[BEGIN SUPPLIED MATERIAL]

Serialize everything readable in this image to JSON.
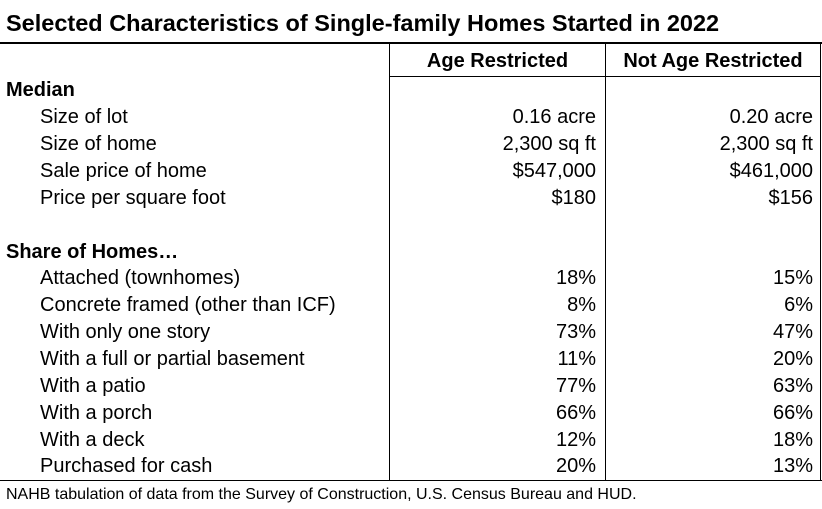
{
  "title": "Selected Characteristics of Single-family Homes Started in 2022",
  "columns": [
    "Age Restricted",
    "Not Age Restricted"
  ],
  "sections": [
    {
      "heading": "Median",
      "rows": [
        {
          "label": "Size of lot",
          "age_restricted": "0.16 acre",
          "not_age_restricted": "0.20 acre"
        },
        {
          "label": "Size of home",
          "age_restricted": "2,300 sq ft",
          "not_age_restricted": "2,300 sq ft"
        },
        {
          "label": "Sale price of home",
          "age_restricted": "$547,000",
          "not_age_restricted": "$461,000"
        },
        {
          "label": "Price per square foot",
          "age_restricted": "$180",
          "not_age_restricted": "$156"
        }
      ]
    },
    {
      "heading": "Share of Homes…",
      "rows": [
        {
          "label": "Attached (townhomes)",
          "age_restricted": "18%",
          "not_age_restricted": "15%"
        },
        {
          "label": "Concrete framed (other than ICF)",
          "age_restricted": "8%",
          "not_age_restricted": "6%"
        },
        {
          "label": "With only one story",
          "age_restricted": "73%",
          "not_age_restricted": "47%"
        },
        {
          "label": "With a full or partial basement",
          "age_restricted": "11%",
          "not_age_restricted": "20%"
        },
        {
          "label": "With a patio",
          "age_restricted": "77%",
          "not_age_restricted": "63%"
        },
        {
          "label": "With a porch",
          "age_restricted": "66%",
          "not_age_restricted": "66%"
        },
        {
          "label": "With a deck",
          "age_restricted": "12%",
          "not_age_restricted": "18%"
        },
        {
          "label": "Purchased for cash",
          "age_restricted": "20%",
          "not_age_restricted": "13%"
        }
      ]
    }
  ],
  "source": "NAHB tabulation of data from the Survey of Construction, U.S. Census Bureau and HUD."
}
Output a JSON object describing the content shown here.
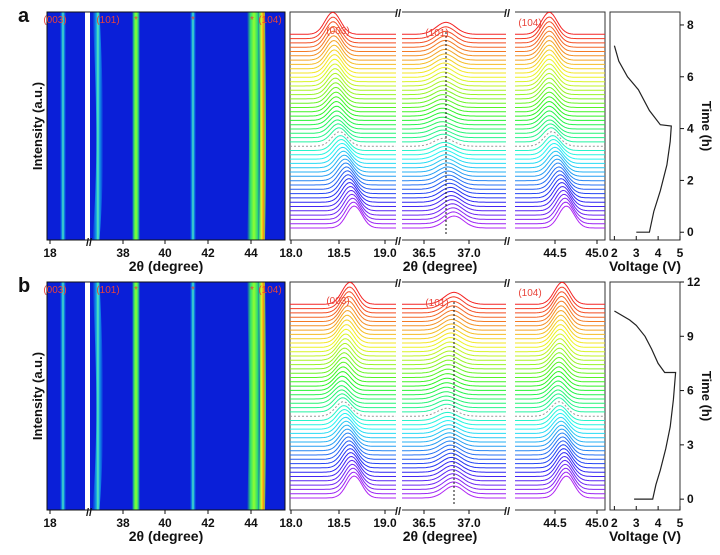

[END SUPPLIED MATERIAL]

▸ **WHAT YOU WILL DO**: Work through the listing above and report how many lines include the string "heading", with no other text.

▸ **ANSWER FOR THE TASK**: 2